Your task: Extract every line that contains the word "湖面波光粼粼".

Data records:
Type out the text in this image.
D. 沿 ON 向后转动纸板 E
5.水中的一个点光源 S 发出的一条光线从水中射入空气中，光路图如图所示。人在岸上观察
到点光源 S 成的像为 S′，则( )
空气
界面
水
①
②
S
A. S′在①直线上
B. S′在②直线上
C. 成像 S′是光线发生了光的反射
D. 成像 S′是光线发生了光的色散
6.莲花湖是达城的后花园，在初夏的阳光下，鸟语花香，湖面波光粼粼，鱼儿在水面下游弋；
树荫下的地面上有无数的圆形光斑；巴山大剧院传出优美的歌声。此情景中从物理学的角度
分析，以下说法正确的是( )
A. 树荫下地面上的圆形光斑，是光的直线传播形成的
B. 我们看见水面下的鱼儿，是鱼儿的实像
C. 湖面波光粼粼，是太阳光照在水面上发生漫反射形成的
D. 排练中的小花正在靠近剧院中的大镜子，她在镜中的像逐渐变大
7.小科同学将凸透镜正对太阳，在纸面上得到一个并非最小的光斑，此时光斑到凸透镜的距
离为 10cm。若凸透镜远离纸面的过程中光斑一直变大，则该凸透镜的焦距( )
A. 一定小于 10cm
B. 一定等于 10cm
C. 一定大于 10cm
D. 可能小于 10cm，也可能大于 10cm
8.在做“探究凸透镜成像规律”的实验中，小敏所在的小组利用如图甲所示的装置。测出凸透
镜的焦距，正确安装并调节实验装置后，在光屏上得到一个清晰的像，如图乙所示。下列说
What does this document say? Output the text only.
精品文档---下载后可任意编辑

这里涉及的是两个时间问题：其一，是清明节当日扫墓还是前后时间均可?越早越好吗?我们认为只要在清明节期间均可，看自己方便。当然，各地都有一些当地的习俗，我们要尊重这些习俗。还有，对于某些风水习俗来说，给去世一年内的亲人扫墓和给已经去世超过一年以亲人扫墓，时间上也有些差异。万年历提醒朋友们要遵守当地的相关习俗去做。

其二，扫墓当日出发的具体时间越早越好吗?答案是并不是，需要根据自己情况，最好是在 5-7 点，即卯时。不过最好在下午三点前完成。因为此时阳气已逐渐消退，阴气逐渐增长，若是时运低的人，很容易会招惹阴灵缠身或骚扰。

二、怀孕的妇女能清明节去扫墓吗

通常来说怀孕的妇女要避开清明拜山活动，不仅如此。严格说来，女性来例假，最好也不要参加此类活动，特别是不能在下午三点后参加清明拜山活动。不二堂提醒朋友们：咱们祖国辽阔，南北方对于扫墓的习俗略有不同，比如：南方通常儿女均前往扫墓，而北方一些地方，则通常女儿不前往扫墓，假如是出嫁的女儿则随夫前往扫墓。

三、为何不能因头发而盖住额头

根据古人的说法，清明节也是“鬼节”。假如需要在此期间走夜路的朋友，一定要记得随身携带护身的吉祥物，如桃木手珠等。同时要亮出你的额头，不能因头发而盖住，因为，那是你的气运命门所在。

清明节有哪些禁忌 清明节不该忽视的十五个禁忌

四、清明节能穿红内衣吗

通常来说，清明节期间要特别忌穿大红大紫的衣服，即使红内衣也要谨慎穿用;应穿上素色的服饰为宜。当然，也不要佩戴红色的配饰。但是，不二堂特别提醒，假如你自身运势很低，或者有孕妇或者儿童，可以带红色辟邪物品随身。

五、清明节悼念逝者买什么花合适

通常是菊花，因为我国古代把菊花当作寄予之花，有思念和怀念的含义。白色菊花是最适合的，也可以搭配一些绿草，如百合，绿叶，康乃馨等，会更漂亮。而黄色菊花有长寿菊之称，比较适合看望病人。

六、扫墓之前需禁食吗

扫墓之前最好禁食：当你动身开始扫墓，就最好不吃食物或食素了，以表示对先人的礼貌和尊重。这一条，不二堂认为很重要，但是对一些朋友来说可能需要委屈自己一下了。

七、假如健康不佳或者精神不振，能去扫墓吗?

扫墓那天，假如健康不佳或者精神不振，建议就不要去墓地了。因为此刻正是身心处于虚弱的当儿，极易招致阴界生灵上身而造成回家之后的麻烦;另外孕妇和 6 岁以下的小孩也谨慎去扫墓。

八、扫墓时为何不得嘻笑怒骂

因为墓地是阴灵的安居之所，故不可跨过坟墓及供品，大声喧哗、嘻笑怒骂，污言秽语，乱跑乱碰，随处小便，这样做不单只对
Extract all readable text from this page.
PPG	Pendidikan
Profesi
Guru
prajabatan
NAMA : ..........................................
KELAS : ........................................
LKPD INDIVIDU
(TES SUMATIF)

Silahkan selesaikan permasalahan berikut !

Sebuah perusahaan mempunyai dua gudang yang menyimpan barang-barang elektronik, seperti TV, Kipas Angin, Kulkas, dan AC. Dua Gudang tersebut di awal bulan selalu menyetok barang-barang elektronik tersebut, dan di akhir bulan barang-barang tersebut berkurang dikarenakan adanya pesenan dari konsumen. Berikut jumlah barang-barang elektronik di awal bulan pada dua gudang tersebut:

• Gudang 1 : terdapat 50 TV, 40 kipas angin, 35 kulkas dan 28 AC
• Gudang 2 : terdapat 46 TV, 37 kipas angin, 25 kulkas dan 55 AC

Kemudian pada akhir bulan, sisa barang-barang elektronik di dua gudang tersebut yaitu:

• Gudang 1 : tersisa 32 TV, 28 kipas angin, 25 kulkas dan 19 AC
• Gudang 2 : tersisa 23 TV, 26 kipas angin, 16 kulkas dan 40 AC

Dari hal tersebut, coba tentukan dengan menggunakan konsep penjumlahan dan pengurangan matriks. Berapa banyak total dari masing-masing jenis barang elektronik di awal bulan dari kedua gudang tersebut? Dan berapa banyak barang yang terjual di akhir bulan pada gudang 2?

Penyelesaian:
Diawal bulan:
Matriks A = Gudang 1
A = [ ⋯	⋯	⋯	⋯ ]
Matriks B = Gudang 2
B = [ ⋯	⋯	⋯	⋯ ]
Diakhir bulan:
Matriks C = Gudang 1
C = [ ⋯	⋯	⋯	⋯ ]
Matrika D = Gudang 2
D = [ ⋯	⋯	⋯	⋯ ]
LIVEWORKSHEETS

Written reply:
6.莲花湖是达城的后花园，在初夏的阳光下，鸟语花香，湖面波光粼粼，鱼儿在水面下游弋；
C. 湖面波光粼粼，是太阳光照在水面上发生漫反射形成的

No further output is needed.